[Items listed in a dataset]
────
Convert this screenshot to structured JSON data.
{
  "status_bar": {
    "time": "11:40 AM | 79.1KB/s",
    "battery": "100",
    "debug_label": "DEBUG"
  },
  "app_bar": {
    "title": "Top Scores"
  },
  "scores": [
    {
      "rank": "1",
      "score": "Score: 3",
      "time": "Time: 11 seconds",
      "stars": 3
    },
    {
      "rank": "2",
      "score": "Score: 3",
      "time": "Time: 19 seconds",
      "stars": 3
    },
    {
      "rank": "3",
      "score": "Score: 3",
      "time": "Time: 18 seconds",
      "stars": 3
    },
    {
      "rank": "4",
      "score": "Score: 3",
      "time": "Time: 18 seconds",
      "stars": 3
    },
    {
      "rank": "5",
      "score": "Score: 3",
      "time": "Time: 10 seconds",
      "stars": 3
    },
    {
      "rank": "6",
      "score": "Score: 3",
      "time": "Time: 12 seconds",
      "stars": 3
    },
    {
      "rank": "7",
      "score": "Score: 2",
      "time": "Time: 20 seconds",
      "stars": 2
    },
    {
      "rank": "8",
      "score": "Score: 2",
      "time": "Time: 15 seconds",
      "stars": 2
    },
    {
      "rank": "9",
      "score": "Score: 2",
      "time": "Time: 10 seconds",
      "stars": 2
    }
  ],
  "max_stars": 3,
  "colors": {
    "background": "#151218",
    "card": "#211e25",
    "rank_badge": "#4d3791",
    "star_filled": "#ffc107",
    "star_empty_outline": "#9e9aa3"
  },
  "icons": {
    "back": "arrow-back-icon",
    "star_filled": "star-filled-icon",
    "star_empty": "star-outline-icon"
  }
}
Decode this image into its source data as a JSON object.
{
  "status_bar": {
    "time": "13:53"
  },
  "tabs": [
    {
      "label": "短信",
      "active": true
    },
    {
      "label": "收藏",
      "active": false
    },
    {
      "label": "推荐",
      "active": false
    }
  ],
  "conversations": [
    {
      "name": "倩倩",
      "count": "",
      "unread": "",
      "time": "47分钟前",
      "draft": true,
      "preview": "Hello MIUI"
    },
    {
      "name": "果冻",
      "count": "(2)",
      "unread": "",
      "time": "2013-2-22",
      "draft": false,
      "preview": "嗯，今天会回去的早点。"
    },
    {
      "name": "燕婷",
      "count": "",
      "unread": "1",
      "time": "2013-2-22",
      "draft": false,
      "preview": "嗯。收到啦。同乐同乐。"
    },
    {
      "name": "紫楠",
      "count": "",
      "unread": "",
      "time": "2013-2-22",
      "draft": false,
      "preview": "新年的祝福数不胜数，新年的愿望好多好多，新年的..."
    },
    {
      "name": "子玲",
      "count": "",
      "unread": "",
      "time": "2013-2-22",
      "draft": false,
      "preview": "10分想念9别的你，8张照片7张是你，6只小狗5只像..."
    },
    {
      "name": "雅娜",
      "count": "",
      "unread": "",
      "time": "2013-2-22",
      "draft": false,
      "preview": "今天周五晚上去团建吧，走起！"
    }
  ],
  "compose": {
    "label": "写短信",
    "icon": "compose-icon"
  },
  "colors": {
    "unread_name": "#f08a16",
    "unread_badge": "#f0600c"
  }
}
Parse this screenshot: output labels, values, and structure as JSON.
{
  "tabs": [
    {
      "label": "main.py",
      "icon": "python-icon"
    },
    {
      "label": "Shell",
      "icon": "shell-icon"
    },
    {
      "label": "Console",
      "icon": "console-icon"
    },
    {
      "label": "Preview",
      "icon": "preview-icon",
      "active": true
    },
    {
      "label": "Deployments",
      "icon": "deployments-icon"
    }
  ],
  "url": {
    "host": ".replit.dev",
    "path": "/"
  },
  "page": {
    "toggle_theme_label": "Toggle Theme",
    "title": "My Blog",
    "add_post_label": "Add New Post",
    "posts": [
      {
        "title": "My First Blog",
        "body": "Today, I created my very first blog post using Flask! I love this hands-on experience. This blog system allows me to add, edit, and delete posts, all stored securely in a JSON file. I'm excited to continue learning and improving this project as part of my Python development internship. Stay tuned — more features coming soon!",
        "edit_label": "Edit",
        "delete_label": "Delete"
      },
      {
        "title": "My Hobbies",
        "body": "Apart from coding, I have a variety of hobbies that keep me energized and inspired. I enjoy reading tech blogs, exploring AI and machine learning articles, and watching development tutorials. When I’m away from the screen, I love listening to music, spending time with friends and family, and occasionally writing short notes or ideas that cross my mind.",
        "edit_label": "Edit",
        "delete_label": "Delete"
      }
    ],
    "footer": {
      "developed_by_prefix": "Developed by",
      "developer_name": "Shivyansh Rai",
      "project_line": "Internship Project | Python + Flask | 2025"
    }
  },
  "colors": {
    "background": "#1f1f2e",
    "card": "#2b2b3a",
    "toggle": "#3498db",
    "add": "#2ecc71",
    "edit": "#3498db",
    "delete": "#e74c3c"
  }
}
────
• Aim of the task: Copy each entry exactly, with nothing added or dropped.

• Problem solution:
Convert this screenshot to structured JSON data.
{
  "status_bar": {
    "time": "11:40 AM | 79.1KB/s",
    "battery": "100",
    "debug_label": "DEBUG"
  },
  "app_bar": {
    "title": "Top Scores"
  },
  "scores": [
    {
      "rank": "1",
      "score": "Score: 3",
      "time": "Time: 11 seconds",
      "stars": 3
    },
    {
      "rank": "2",
      "score": "Score: 3",
      "time": "Time: 19 seconds",
      "stars": 3
    },
    {
      "rank": "3",
      "score": "Score: 3",
      "time": "Time: 18 seconds",
      "stars": 3
    },
    {
      "rank": "4",
      "score": "Score: 3",
      "time": "Time: 18 seconds",
      "stars": 3
    },
    {
      "rank": "5",
      "score": "Score: 3",
      "time": "Time: 10 seconds",
      "stars": 3
    },
    {
      "rank": "6",
      "score": "Score: 3",
      "time": "Time: 12 seconds",
      "stars": 3
    },
    {
      "rank": "7",
      "score": "Score: 2",
      "time": "Time: 20 seconds",
      "stars": 2
    },
    {
      "rank": "8",
      "score": "Score: 2",
      "time": "Time: 15 seconds",
      "stars": 2
    },
    {
      "rank": "9",
      "score": "Score: 2",
      "time": "Time: 10 seconds",
      "stars": 2
    }
  ],
  "max_stars": 3,
  "colors": {
    "background": "#151218",
    "card": "#211e25",
    "rank_badge": "#4d3791",
    "star_filled": "#ffc107",
    "star_empty_outline": "#9e9aa3"
  },
  "icons": {
    "back": "arrow-back-icon",
    "star_filled": "star-filled-icon",
    "star_empty": "star-outline-icon"
  }
}
Decode this image into its source data as a JSON object.
{
  "status_bar": {
    "time": "13:53"
  },
  "tabs": [
    {
      "label": "短信",
      "active": true
    },
    {
      "label": "收藏",
      "active": false
    },
    {
      "label": "推荐",
      "active": false
    }
  ],
  "conversations": [
    {
      "name": "倩倩",
      "count": "",
      "unread": "",
      "time": "47分钟前",
      "draft": true,
      "preview": "Hello MIUI"
    },
    {
      "name": "果冻",
      "count": "(2)",
      "unread": "",
      "time": "2013-2-22",
      "draft": false,
      "preview": "嗯，今天会回去的早点。"
    },
    {
      "name": "燕婷",
      "count": "",
      "unread": "1",
      "time": "2013-2-22",
      "draft": false,
      "preview": "嗯。收到啦。同乐同乐。"
    },
    {
      "name": "紫楠",
      "count": "",
      "unread": "",
      "time": "2013-2-22",
      "draft": false,
      "preview": "新年的祝福数不胜数，新年的愿望好多好多，新年的..."
    },
    {
      "name": "子玲",
      "count": "",
      "unread": "",
      "time": "2013-2-22",
      "draft": false,
      "preview": "10分想念9别的你，8张照片7张是你，6只小狗5只像..."
    },
    {
      "name": "雅娜",
      "count": "",
      "unread": "",
      "time": "2013-2-22",
      "draft": false,
      "preview": "今天周五晚上去团建吧，走起！"
    }
  ],
  "compose": {
    "label": "写短信",
    "icon": "compose-icon"
  },
  "colors": {
    "unread_name": "#f08a16",
    "unread_badge": "#f0600c"
  }
}
Parse this screenshot: output labels, values, and structure as JSON.
{
  "tabs": [
    {
      "label": "main.py",
      "icon": "python-icon"
    },
    {
      "label": "Shell",
      "icon": "shell-icon"
    },
    {
      "label": "Console",
      "icon": "console-icon"
    },
    {
      "label": "Preview",
      "icon": "preview-icon",
      "active": true
    },
    {
      "label": "Deployments",
      "icon": "deployments-icon"
    }
  ],
  "url": {
    "host": ".replit.dev",
    "path": "/"
  },
  "page": {
    "toggle_theme_label": "Toggle Theme",
    "title": "My Blog",
    "add_post_label": "Add New Post",
    "posts": [
      {
        "title": "My First Blog",
        "body": "Today, I created my very first blog post using Flask! I love this hands-on experience. This blog system allows me to add, edit, and delete posts, all stored securely in a JSON file. I'm excited to continue learning and improving this project as part of my Python development internship. Stay tuned — more features coming soon!",
        "edit_label": "Edit",
        "delete_label": "Delete"
      },
      {
        "title": "My Hobbies",
        "body": "Apart from coding, I have a variety of hobbies that keep me energized and inspired. I enjoy reading tech blogs, exploring AI and machine learning articles, and watching development tutorials. When I’m away from the screen, I love listening to music, spending time with friends and family, and occasionally writing short notes or ideas that cross my mind.",
        "edit_label": "Edit",
        "delete_label": "Delete"
      }
    ],
    "footer": {
      "developed_by_prefix": "Developed by",
      "developer_name": "Shivyansh Rai",
      "project_line": "Internship Project | Python + Flask | 2025"
    }
  },
  "colors": {
    "background": "#1f1f2e",
    "card": "#2b2b3a",
    "toggle": "#3498db",
    "add": "#2ecc71",
    "edit": "#3498db",
    "delete": "#e74c3c"
  }
}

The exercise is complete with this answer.